Product Business Cases Suck: Find Out Why and What to Do About It
Traditionally, product business cases have been constructed around the facets of scope, cost and time. These methods are out of date in a world where agile is the product development methodology of choice. The scope is constantly reprioritised based on customer insight, and therefore the project outcomes, timings and costs are affected by each sprint and team learning.
In this article, we make the case for a better way of managing scope, cost and risk in the face of uncertainty.
Business cases for agile projects should consider what we think of as Product Future Value (PFV) as it embraces risk and uncertainty and allows for multiple potential benefits as customer input is continuously integrated.
The Need for Product Future Value
Current methods of project budgeting, such as net present value (NPV) and internal rate of return (IRR), have been the tools of choice for many decades.
However, these methods lack the sophistication needed to handle scenarios where there are high degrees of uncertainty. Sources of this uncertainty might include unqualified risks (known unknowns), unforeseen risks (unknown unknowns), wide variations in the business value created through the investment, or significant lowering of implementation costs.
Technology projects are infamous for breaching their planning constraints. Recovering from these breaches inevitably results in one or more of the following: additional costs being allocated to resources in order to deliver on time; increased allotted time (usually incurring more cost); reduction in the scope of the project such that cost and time windows are maintained; or acceptance of a lower level of quality for the sake of product release.
Managing project budgets in this way is not only problematic, but also constitutes a missed opportunity. Negative NPV and the inability to model risks means vital projects never get off the ground. NPV also encourages a fear-driven approach to budget management leading some organisations to stick their heads in the sand, rather than face an uncomfortable, if somewhat likely, future.
How could Product Future Value thinking (PFV) help with these challenges?
PFV encourages optimism about the future potential of newly deployed products and technology, and uncovers new ways to add business value, as illustrated by the diagram below.
The comparison above demonstrates the limitations of the NPV based approach and shows the additional dimensions taken into account in PFV thinking.
PFV offers value in learning and ever-changing opportunity, especially in the case of agile where customer input can affect product development at any time.
A More Strategic Role for Finance
Future Value thinking requires a more expansive view of opportunities and risks, but also a different way of working with finance teams.
For instance, does the finance department understand what value the project is bringing to a business or are they primarily focused on costs?
Finance managers could add greater value by developing a more comprehensive understanding of the business value a project is expected to bring. Conversely, project teams should engage finance departments in authentic discussions that are just as focused on future value as they are on containing risk.

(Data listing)
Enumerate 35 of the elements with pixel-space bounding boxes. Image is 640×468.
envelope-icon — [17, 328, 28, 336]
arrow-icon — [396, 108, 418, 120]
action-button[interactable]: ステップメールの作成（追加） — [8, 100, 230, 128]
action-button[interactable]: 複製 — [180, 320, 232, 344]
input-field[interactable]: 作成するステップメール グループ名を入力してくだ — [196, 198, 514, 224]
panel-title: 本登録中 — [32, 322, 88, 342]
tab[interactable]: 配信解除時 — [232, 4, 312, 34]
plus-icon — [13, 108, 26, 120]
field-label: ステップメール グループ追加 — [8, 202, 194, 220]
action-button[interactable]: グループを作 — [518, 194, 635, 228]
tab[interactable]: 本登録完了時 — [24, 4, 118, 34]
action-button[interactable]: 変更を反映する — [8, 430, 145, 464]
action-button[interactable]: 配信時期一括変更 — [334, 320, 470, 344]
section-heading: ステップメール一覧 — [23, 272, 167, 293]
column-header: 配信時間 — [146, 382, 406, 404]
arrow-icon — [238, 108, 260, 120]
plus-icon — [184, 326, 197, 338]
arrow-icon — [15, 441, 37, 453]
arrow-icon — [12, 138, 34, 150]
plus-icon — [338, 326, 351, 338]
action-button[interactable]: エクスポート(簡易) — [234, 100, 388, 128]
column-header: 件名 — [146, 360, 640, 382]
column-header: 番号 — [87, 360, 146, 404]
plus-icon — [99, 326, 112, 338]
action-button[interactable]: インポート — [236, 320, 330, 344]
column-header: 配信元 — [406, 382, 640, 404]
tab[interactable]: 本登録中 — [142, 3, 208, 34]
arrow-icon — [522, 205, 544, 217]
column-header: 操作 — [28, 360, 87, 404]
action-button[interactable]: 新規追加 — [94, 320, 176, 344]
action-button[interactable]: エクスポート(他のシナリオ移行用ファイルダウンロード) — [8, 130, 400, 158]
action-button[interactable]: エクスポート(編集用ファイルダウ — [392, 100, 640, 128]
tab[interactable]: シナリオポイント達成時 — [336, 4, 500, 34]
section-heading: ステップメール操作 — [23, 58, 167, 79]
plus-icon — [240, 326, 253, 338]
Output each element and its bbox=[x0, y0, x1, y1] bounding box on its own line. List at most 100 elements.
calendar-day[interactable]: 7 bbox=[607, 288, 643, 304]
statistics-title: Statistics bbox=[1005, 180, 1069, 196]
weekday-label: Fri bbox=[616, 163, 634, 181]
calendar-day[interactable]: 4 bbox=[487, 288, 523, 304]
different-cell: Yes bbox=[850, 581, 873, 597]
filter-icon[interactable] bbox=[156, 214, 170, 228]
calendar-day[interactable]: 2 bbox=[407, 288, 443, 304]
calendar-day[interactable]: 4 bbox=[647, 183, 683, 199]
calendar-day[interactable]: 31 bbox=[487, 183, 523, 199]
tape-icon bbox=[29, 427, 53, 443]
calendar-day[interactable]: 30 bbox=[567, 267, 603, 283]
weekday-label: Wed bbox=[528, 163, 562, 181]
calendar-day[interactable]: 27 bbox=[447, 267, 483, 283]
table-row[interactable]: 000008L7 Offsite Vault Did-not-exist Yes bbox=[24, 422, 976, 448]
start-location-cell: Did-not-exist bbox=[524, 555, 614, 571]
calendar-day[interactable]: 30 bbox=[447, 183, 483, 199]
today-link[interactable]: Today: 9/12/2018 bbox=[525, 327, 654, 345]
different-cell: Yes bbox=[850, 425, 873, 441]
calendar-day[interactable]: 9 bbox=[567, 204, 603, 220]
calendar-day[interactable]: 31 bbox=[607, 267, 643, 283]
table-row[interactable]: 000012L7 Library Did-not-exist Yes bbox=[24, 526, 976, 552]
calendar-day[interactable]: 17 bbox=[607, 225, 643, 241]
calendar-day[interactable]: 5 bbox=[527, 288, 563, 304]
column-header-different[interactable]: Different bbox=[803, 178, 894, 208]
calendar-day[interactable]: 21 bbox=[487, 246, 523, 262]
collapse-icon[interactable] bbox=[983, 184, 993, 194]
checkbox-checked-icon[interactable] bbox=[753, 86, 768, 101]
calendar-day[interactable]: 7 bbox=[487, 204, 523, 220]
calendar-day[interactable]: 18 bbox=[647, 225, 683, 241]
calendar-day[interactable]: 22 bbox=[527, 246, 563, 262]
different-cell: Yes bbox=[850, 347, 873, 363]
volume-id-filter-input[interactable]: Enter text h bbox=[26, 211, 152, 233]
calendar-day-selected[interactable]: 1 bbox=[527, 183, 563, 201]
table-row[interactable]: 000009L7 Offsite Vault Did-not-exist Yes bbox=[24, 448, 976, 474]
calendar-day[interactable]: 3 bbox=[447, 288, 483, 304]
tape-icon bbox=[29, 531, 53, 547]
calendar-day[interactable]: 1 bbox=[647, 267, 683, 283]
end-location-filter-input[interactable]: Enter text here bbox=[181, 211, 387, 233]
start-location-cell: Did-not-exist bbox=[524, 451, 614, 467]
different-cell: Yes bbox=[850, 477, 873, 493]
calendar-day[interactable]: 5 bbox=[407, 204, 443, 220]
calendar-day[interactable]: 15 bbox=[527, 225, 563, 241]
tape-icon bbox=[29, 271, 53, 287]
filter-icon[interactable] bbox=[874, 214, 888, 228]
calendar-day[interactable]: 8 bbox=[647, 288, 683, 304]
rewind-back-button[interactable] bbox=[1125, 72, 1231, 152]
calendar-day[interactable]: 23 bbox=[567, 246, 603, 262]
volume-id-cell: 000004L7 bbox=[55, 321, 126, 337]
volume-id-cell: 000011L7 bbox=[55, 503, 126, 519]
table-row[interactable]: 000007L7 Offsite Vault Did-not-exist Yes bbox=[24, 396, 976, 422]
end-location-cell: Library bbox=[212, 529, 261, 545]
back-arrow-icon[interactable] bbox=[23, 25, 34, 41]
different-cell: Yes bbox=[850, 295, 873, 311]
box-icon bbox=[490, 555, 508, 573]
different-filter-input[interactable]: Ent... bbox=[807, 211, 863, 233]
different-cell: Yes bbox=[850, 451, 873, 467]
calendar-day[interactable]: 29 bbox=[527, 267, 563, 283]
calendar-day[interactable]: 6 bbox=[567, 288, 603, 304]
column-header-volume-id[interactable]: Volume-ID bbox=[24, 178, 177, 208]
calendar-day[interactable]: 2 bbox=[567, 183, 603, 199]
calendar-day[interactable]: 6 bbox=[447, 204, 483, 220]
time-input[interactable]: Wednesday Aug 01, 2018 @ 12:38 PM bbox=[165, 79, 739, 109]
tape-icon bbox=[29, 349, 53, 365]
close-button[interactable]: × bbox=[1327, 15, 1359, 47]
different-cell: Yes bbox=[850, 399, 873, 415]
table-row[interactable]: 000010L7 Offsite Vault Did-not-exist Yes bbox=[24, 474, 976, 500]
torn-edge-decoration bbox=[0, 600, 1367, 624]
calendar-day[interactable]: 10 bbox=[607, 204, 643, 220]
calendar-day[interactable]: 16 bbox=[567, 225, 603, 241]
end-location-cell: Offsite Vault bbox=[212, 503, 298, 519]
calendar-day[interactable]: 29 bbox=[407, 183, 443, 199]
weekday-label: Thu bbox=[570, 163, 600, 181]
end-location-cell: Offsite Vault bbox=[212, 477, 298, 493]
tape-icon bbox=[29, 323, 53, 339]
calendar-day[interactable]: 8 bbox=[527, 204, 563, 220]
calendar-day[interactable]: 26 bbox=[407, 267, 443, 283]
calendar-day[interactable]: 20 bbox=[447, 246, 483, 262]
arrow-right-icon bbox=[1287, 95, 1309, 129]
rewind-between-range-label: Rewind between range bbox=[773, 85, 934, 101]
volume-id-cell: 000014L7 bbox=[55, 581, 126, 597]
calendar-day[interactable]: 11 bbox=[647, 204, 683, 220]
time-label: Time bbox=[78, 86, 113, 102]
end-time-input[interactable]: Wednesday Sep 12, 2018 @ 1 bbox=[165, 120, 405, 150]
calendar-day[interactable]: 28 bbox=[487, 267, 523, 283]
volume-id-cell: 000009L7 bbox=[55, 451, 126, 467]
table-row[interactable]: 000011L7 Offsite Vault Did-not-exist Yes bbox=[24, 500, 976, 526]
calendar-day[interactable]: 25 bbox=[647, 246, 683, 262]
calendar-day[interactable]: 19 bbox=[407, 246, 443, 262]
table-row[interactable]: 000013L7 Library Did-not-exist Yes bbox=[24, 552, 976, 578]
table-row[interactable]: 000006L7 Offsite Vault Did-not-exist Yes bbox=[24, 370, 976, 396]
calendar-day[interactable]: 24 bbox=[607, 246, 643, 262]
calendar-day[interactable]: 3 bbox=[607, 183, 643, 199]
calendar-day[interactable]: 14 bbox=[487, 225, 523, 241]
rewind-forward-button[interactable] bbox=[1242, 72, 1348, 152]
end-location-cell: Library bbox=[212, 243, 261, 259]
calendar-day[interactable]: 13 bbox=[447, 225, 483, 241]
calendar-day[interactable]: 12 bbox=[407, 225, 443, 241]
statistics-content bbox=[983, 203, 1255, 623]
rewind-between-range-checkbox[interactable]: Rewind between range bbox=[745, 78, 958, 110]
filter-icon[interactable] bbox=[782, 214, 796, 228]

> [Task objective] For each statement, answer yes or no depending on whether it agrees with the article on product business cases, and quote the words from the article that decide it. 1. Traditional product business cases were built around scope, cost and time. 2. NPV and IRR have been in use for only a few years. 3. NPV encourages an optimistic approach to budget management. The material is separate from the article on product business cases.

> [Reply]
1. Yes: "Traditionally, product business cases have been constructed around the facets of scope, cost and time."
2. No: "have been the tools of choice for many decades."
3. No: "NPV also encourages a fear-driven approach to budget management"